**Task description**
Reproduce the following lines verbatim, beginning at the line that contains "List each element" and stopping after the line that contains "avatar[interactable] <box>20 20 80 80</box>".

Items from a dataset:
+--

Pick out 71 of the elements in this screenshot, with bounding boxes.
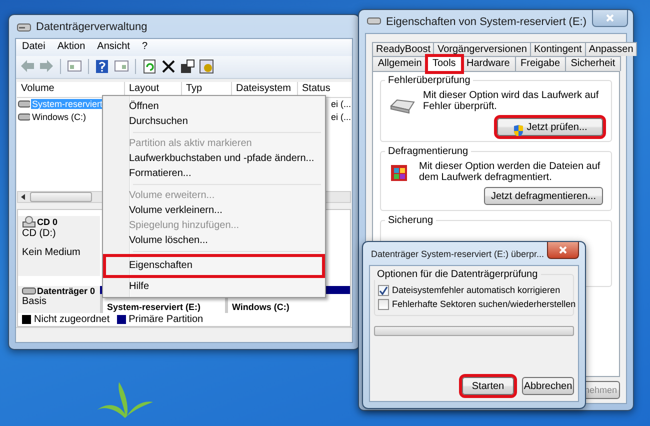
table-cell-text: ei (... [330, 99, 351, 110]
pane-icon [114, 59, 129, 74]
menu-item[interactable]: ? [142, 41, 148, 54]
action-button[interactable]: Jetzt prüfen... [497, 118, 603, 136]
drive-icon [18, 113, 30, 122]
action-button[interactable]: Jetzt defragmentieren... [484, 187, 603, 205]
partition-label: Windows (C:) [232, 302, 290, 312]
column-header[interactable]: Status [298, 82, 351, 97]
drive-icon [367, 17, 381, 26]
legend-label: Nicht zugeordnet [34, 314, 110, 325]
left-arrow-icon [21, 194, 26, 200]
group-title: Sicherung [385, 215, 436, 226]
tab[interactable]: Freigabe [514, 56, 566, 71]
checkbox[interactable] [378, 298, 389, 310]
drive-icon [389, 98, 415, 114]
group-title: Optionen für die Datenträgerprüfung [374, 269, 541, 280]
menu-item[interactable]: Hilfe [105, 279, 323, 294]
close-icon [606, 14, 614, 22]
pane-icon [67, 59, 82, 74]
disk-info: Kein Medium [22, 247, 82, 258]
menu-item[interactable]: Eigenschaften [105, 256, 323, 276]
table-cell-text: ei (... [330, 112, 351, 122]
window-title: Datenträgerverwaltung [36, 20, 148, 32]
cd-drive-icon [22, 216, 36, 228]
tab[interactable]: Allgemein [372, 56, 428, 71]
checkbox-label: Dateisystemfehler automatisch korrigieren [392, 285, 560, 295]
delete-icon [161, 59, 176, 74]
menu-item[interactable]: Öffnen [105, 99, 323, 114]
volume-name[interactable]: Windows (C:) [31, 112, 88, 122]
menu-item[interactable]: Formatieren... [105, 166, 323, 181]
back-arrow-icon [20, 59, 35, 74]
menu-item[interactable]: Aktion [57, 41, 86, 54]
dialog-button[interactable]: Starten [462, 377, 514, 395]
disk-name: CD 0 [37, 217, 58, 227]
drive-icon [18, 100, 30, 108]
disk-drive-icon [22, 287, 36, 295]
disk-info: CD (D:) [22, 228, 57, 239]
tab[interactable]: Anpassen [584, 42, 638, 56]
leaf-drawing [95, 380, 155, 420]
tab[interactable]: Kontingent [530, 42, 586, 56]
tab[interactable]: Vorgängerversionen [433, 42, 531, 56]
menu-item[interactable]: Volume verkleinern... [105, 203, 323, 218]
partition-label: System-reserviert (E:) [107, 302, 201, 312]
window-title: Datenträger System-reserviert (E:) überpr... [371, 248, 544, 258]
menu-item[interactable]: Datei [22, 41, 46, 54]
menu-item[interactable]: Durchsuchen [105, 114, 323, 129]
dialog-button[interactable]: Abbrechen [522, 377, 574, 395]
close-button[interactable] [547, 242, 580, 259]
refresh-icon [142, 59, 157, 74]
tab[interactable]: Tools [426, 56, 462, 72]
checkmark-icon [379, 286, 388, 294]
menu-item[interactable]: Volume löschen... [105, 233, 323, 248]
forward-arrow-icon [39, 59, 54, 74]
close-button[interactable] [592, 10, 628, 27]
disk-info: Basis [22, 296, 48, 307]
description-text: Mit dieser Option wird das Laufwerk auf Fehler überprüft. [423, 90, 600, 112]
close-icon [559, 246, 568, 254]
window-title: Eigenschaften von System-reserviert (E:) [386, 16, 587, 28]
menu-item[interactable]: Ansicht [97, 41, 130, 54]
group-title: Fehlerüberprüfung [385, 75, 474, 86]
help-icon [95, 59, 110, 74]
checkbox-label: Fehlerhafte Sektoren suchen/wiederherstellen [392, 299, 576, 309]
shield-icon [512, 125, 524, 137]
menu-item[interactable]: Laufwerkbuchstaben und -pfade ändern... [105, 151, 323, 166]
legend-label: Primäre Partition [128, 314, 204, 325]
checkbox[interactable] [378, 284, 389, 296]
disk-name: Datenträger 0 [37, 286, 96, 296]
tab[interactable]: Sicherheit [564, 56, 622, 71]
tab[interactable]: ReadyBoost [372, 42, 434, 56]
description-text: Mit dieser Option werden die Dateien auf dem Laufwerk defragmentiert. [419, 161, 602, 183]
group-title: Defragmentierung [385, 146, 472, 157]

+--

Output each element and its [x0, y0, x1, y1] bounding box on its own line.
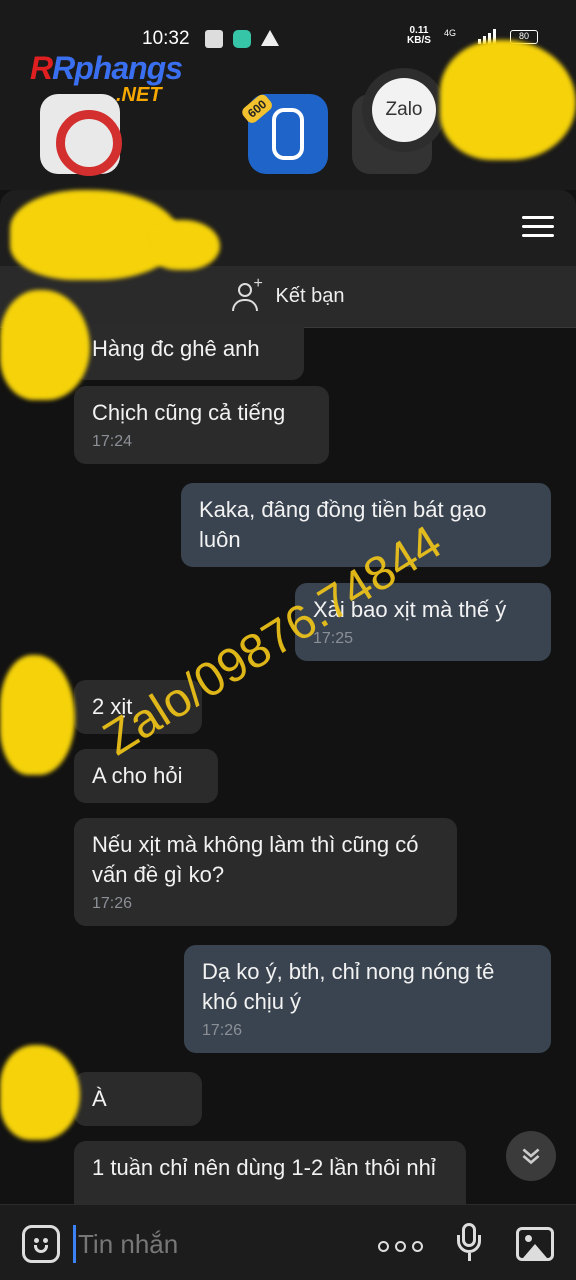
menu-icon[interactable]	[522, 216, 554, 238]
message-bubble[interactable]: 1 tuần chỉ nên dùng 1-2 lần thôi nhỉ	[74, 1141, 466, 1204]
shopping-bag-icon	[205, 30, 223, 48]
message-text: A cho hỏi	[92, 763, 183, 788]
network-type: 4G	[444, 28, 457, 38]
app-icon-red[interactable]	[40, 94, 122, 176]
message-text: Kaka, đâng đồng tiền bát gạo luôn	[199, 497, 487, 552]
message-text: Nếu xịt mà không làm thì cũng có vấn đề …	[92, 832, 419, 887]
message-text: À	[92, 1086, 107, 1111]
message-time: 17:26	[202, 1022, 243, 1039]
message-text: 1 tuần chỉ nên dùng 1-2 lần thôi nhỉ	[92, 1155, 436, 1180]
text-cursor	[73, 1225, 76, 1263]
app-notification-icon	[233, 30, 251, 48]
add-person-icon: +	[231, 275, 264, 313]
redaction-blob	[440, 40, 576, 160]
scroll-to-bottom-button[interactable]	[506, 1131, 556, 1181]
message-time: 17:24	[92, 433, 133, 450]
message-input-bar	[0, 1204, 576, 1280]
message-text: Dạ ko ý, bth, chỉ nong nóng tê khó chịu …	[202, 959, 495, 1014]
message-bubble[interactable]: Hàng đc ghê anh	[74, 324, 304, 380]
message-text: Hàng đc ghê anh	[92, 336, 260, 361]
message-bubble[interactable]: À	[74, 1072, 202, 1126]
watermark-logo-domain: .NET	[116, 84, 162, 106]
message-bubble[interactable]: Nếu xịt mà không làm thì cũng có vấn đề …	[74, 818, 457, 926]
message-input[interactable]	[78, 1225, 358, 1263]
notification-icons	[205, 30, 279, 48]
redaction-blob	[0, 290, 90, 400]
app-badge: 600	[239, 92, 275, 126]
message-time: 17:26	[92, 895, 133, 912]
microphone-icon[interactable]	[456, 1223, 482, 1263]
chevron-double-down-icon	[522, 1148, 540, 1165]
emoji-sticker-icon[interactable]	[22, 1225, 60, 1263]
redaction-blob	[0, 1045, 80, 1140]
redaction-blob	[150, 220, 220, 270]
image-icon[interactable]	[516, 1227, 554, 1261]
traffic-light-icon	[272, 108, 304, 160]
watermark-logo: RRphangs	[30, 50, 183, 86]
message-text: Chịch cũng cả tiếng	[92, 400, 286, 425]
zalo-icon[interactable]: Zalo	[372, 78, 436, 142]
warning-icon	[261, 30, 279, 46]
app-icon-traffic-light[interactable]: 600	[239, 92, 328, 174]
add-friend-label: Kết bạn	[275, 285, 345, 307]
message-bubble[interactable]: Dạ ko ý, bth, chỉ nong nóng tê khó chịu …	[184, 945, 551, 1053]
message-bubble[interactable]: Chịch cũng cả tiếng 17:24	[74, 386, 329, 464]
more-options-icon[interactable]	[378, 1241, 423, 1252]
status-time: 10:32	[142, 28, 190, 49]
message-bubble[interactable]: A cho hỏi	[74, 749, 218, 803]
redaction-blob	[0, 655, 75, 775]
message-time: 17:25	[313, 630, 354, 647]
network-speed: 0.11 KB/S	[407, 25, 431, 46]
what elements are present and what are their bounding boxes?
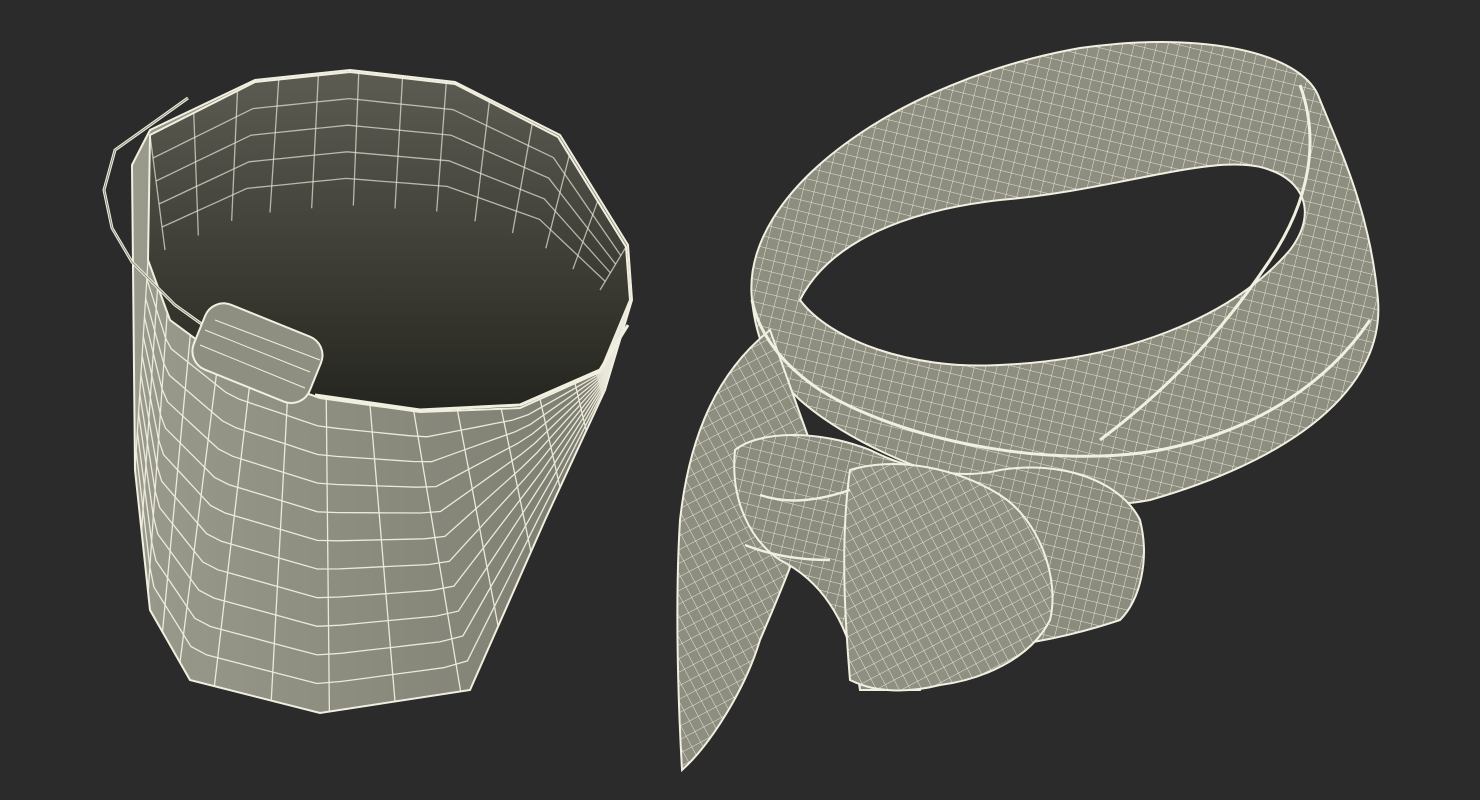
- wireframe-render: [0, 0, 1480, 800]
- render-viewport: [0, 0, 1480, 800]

+--

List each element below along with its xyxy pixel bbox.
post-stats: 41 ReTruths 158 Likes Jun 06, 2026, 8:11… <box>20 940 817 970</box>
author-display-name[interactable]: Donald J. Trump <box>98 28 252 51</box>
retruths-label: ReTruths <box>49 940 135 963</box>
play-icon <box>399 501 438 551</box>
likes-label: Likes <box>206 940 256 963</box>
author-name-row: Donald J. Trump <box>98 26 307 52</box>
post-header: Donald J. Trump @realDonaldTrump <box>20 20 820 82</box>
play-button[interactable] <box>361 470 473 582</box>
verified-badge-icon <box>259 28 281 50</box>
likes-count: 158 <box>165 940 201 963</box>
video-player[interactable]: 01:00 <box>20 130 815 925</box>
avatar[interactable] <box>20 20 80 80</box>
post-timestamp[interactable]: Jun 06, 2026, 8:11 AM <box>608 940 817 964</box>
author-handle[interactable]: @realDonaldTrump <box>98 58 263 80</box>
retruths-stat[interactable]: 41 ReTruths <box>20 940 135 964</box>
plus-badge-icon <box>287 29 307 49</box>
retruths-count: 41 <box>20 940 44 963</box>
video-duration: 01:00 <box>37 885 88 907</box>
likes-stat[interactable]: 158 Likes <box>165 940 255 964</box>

+--

**Solution below**
List each element below along with its xyxy pixel bbox.
post-stats: 41 ReTruths 158 Likes Jun 06, 2026, 8:11… <box>20 940 817 970</box>
author-display-name[interactable]: Donald J. Trump <box>98 28 252 51</box>
retruths-label: ReTruths <box>49 940 135 963</box>
play-icon <box>399 501 438 551</box>
likes-label: Likes <box>206 940 256 963</box>
author-name-row: Donald J. Trump <box>98 26 307 52</box>
post-header: Donald J. Trump @realDonaldTrump <box>20 20 820 82</box>
play-button[interactable] <box>361 470 473 582</box>
verified-badge-icon <box>259 28 281 50</box>
likes-count: 158 <box>165 940 201 963</box>
video-player[interactable]: 01:00 <box>20 130 815 925</box>
avatar[interactable] <box>20 20 80 80</box>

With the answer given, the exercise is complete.